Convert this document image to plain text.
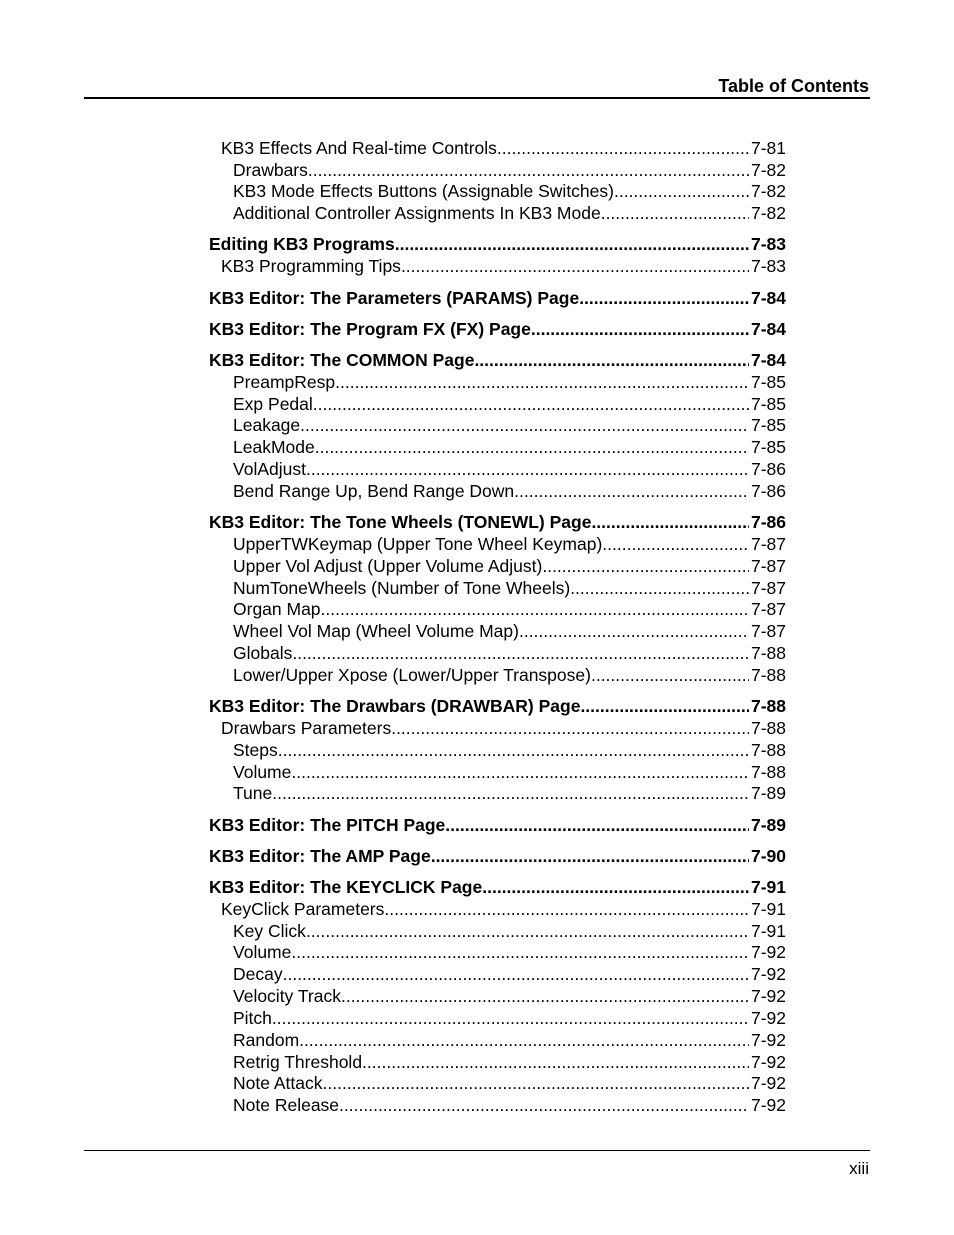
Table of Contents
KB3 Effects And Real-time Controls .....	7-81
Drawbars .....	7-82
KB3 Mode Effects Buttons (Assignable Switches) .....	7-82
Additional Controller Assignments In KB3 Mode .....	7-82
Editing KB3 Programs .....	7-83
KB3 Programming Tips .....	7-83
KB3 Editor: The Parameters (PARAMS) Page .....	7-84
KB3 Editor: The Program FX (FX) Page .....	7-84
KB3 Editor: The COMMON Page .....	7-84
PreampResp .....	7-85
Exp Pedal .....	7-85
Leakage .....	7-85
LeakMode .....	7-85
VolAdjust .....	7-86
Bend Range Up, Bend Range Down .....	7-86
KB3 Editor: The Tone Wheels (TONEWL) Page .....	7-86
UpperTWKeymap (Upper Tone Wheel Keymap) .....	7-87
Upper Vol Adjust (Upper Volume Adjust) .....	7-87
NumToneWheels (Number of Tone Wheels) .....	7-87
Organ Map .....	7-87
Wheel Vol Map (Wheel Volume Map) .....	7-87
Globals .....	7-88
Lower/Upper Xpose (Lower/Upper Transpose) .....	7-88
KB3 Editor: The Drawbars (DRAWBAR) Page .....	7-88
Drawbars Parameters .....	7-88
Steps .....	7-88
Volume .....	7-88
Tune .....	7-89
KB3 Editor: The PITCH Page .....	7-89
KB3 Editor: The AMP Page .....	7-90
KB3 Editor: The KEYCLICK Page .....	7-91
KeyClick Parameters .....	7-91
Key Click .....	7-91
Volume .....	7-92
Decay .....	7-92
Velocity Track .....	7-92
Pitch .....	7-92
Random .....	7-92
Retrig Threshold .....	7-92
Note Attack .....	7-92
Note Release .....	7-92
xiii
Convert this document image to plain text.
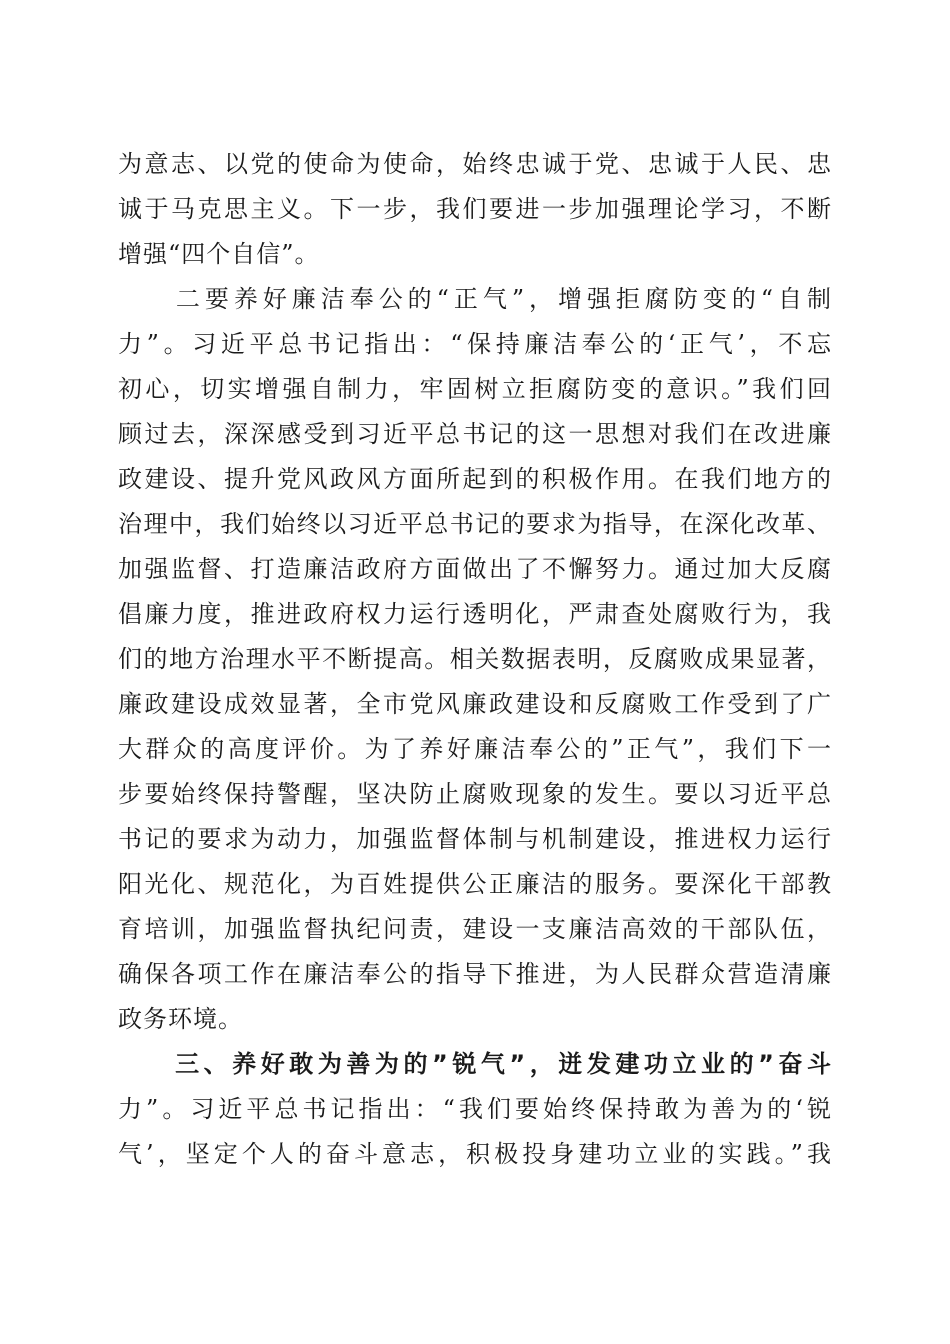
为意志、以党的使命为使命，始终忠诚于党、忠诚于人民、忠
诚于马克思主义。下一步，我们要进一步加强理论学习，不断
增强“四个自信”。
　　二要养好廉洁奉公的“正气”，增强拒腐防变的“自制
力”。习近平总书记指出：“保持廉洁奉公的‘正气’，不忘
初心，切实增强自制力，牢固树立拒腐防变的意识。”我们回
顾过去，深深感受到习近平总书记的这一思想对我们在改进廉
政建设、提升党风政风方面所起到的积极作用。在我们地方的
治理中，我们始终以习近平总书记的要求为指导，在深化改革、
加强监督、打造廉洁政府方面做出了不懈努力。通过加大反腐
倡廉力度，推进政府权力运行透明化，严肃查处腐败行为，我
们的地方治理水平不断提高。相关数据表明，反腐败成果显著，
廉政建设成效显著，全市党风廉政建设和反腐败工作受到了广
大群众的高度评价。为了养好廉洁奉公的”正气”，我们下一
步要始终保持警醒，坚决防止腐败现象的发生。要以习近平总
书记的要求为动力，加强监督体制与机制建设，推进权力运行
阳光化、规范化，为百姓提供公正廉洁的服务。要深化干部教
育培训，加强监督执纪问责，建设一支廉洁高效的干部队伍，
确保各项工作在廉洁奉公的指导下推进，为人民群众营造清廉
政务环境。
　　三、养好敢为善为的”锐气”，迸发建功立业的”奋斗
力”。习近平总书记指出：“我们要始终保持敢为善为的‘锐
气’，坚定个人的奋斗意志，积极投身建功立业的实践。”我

===============

[WHAT TO DO] Every line above should be returned word for word, with the pictures left behind.

[EXERCISE ANSWER]
Convert this document image to plain text.
Table of Contents
KB3 Effects And Real-time Controls .....	7-81
Drawbars .....	7-82
KB3 Mode Effects Buttons (Assignable Switches) .....	7-82
Additional Controller Assignments In KB3 Mode .....	7-82
Editing KB3 Programs .....	7-83
KB3 Programming Tips .....	7-83
KB3 Editor: The Parameters (PARAMS) Page .....	7-84
KB3 Editor: The Program FX (FX) Page .....	7-84
KB3 Editor: The COMMON Page .....	7-84
PreampResp .....	7-85
Exp Pedal .....	7-85
Leakage .....	7-85
LeakMode .....	7-85
VolAdjust .....	7-86
Bend Range Up, Bend Range Down .....	7-86
KB3 Editor: The Tone Wheels (TONEWL) Page .....	7-86
UpperTWKeymap (Upper Tone Wheel Keymap) .....	7-87
Upper Vol Adjust (Upper Volume Adjust) .....	7-87
NumToneWheels (Number of Tone Wheels) .....	7-87
Organ Map .....	7-87
Wheel Vol Map (Wheel Volume Map) .....	7-87
Globals .....	7-88
Lower/Upper Xpose (Lower/Upper Transpose) .....	7-88
KB3 Editor: The Drawbars (DRAWBAR) Page .....	7-88
Drawbars Parameters .....	7-88
Steps .....	7-88
Volume .....	7-88
Tune .....	7-89
KB3 Editor: The PITCH Page .....	7-89
KB3 Editor: The AMP Page .....	7-90
KB3 Editor: The KEYCLICK Page .....	7-91
KeyClick Parameters .....	7-91
Key Click .....	7-91
Volume .....	7-92
Decay .....	7-92
Velocity Track .....	7-92
Pitch .....	7-92
Random .....	7-92
Retrig Threshold .....	7-92
Note Attack .....	7-92
Note Release .....	7-92
xiii
Convert this document image to plain text.
为意志、以党的使命为使命，始终忠诚于党、忠诚于人民、忠
诚于马克思主义。下一步，我们要进一步加强理论学习，不断
增强“四个自信”。
　　二要养好廉洁奉公的“正气”，增强拒腐防变的“自制
力”。习近平总书记指出：“保持廉洁奉公的‘正气’，不忘
初心，切实增强自制力，牢固树立拒腐防变的意识。”我们回
顾过去，深深感受到习近平总书记的这一思想对我们在改进廉
政建设、提升党风政风方面所起到的积极作用。在我们地方的
治理中，我们始终以习近平总书记的要求为指导，在深化改革、
加强监督、打造廉洁政府方面做出了不懈努力。通过加大反腐
倡廉力度，推进政府权力运行透明化，严肃查处腐败行为，我
们的地方治理水平不断提高。相关数据表明，反腐败成果显著，
廉政建设成效显著，全市党风廉政建设和反腐败工作受到了广
大群众的高度评价。为了养好廉洁奉公的”正气”，我们下一
步要始终保持警醒，坚决防止腐败现象的发生。要以习近平总
书记的要求为动力，加强监督体制与机制建设，推进权力运行
阳光化、规范化，为百姓提供公正廉洁的服务。要深化干部教
育培训，加强监督执纪问责，建设一支廉洁高效的干部队伍，
确保各项工作在廉洁奉公的指导下推进，为人民群众营造清廉
政务环境。
　　三、养好敢为善为的”锐气”，迸发建功立业的”奋斗
力”。习近平总书记指出：“我们要始终保持敢为善为的‘锐
气’，坚定个人的奋斗意志，积极投身建功立业的实践。”我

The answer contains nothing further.